● SELECTED EXCERPT:
***

# Traning database template



## howie2293 (Jul 8, 2008)

Hey,

I been searching online for employee training databases for access and not been able to find any. Any help

regards

Howie


----------



## slurpee55 (Oct 20, 2004)

Training for what specifically? There may be some out there that approximate what you want, but it is possible that if you give more info we can build one just for what you need - I have helped in some in the past.


----------



## howie2293 (Jul 8, 2008)

after a database that keeps a record of course that they have done and say when they need to renew the course. with the ability to be able to do reports on individuals and staff who have done a course


----------



## slurpee55 (Oct 20, 2004)

Well, you would need to think about what you will want in the end. You will need a table of the courses and the dates offered, one of the students and all the courses at a minimum.
If they need to renew, say, once a year, that could be in another column - renewal date - along with their student data.


----------



## OBP (Mar 8, 2005)

There is one on here already.


----------



## howie2293 (Jul 8, 2008)

Just found it but the links don't work on it


----------



## howie2293 (Jul 8, 2008)

Unfortunatly the course will be booked when there are either enough staff needing to do the course or if a training session comes up which is normanly anything from a week to a month notice


----------



## slurpee55 (Oct 20, 2004)

***

● STORED DATA:

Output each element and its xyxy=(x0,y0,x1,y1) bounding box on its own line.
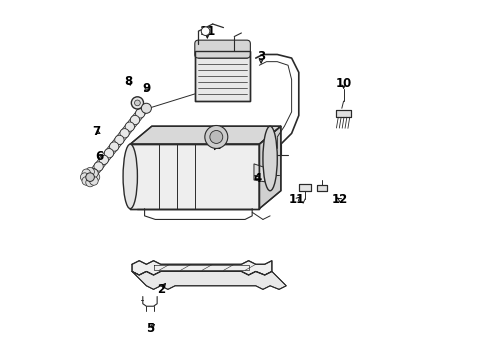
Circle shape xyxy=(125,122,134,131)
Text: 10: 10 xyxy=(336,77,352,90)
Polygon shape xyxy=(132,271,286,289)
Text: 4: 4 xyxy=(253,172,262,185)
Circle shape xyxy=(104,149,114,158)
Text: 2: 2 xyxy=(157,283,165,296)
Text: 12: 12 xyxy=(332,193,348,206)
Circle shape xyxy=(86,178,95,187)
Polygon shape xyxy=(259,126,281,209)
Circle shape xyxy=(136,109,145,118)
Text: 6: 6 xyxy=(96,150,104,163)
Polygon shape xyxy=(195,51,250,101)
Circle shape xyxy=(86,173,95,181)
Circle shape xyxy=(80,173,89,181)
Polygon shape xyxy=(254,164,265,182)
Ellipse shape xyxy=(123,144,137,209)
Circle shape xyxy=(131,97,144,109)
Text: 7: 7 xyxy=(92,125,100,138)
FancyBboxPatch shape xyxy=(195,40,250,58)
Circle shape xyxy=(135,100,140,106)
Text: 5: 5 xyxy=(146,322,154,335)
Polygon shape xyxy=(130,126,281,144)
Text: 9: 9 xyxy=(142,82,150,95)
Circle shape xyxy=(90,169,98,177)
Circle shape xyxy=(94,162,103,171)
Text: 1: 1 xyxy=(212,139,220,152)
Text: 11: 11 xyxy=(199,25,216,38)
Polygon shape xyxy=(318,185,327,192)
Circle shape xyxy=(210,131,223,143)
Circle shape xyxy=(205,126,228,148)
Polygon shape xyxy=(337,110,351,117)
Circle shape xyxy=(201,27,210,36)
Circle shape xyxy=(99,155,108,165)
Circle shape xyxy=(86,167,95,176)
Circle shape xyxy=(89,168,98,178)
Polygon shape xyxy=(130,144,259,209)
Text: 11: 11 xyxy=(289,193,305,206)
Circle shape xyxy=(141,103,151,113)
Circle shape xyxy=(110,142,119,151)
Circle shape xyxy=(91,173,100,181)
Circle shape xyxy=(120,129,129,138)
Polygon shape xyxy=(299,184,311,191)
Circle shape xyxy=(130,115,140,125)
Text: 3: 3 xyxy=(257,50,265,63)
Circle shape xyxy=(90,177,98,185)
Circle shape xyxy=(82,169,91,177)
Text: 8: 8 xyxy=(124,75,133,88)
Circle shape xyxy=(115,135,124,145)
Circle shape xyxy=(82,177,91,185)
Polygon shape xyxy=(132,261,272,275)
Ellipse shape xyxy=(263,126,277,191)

***

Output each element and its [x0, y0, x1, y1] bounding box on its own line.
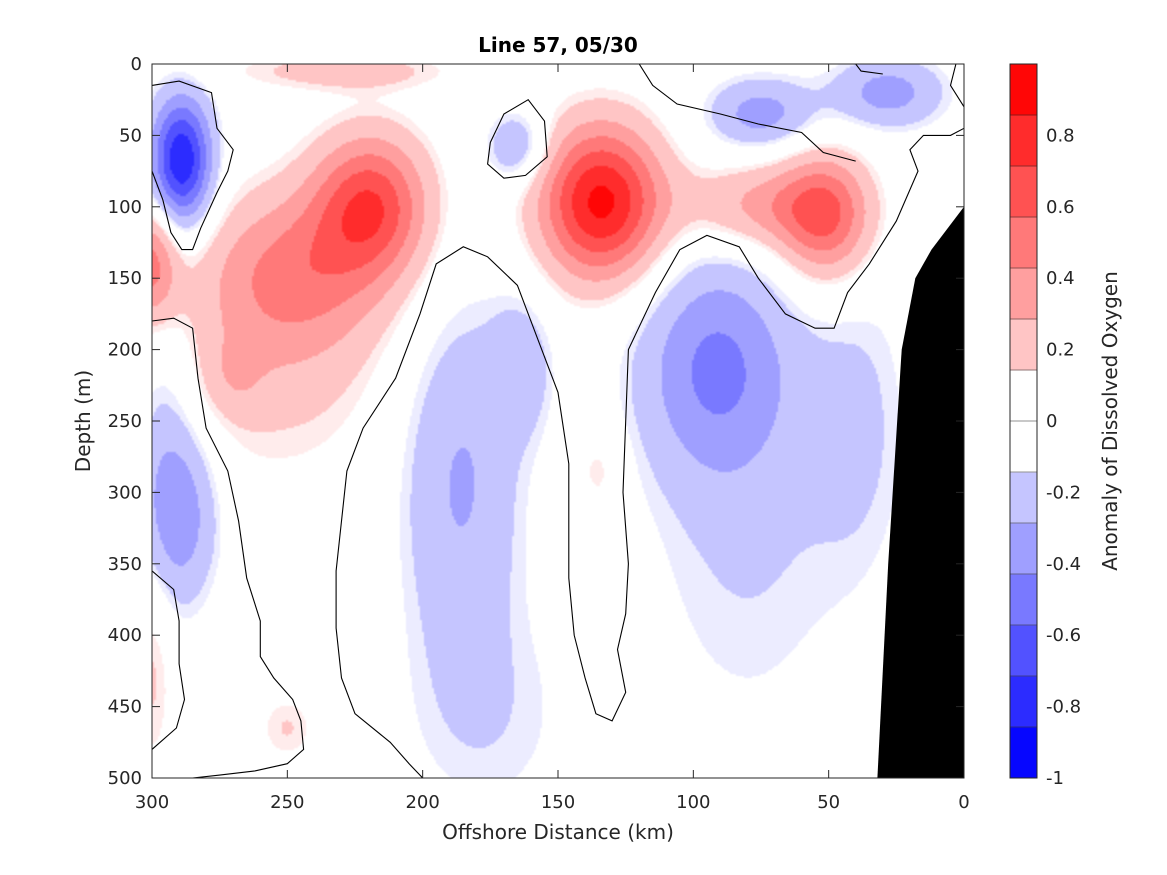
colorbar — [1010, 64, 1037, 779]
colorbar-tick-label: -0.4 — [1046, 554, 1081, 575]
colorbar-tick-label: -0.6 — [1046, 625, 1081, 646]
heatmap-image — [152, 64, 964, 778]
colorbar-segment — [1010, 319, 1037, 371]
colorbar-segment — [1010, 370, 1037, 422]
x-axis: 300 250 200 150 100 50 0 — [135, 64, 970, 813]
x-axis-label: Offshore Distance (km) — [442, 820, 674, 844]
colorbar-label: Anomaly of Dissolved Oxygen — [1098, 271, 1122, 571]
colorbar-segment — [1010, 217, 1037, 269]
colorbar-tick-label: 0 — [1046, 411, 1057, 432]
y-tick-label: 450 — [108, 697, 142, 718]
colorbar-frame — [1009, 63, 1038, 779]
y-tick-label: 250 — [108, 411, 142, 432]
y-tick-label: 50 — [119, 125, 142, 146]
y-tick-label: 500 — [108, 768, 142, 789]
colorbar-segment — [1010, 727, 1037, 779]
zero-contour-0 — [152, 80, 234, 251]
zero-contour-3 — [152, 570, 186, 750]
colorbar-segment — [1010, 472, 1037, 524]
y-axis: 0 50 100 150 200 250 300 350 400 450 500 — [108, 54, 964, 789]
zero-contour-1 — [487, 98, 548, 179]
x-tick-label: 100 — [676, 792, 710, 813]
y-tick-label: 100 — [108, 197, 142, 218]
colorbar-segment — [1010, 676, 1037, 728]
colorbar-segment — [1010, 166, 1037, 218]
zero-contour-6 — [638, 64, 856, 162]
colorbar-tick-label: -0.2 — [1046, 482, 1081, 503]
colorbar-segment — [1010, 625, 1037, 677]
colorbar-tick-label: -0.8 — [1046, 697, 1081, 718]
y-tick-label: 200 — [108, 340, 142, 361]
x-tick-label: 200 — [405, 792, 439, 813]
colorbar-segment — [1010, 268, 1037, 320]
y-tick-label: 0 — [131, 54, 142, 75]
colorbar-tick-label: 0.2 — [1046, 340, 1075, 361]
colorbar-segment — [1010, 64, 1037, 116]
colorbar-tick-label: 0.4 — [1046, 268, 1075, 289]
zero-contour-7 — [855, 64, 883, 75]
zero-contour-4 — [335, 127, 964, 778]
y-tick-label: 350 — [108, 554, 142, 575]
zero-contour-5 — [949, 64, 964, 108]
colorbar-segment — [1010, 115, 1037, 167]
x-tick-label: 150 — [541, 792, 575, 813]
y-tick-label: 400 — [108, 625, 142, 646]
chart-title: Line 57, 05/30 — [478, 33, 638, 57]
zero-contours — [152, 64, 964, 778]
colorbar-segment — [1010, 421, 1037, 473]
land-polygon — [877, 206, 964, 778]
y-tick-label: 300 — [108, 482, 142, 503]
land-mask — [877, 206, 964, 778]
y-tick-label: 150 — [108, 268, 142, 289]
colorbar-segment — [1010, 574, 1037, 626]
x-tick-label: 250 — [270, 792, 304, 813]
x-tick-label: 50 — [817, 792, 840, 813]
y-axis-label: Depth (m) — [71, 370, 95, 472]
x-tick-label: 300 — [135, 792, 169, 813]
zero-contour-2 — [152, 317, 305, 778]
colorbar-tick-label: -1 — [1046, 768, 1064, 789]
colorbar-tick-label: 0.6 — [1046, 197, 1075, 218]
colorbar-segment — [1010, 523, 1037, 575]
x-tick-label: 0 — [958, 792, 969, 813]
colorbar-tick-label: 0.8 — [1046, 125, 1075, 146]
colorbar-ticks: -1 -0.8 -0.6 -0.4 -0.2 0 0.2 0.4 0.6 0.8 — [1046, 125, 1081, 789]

***

● STATED EXERCISE: From the training database thread above, write out everything from "after a database" down to "their student data.".

● WORKED SOLUTION:
after a database that keeps a record of course that they have done and say when they need to renew the course. with the ability to be able to do reports on individuals and staff who have done a course


----------



## slurpee55 (Oct 20, 2004)

Well, you would need to think about what you will want in the end. You will need a table of the courses and the dates offered, one of the students and all the courses at a minimum.
If they need to renew, say, once a year, that could be in another column - renewal date - along with their student data.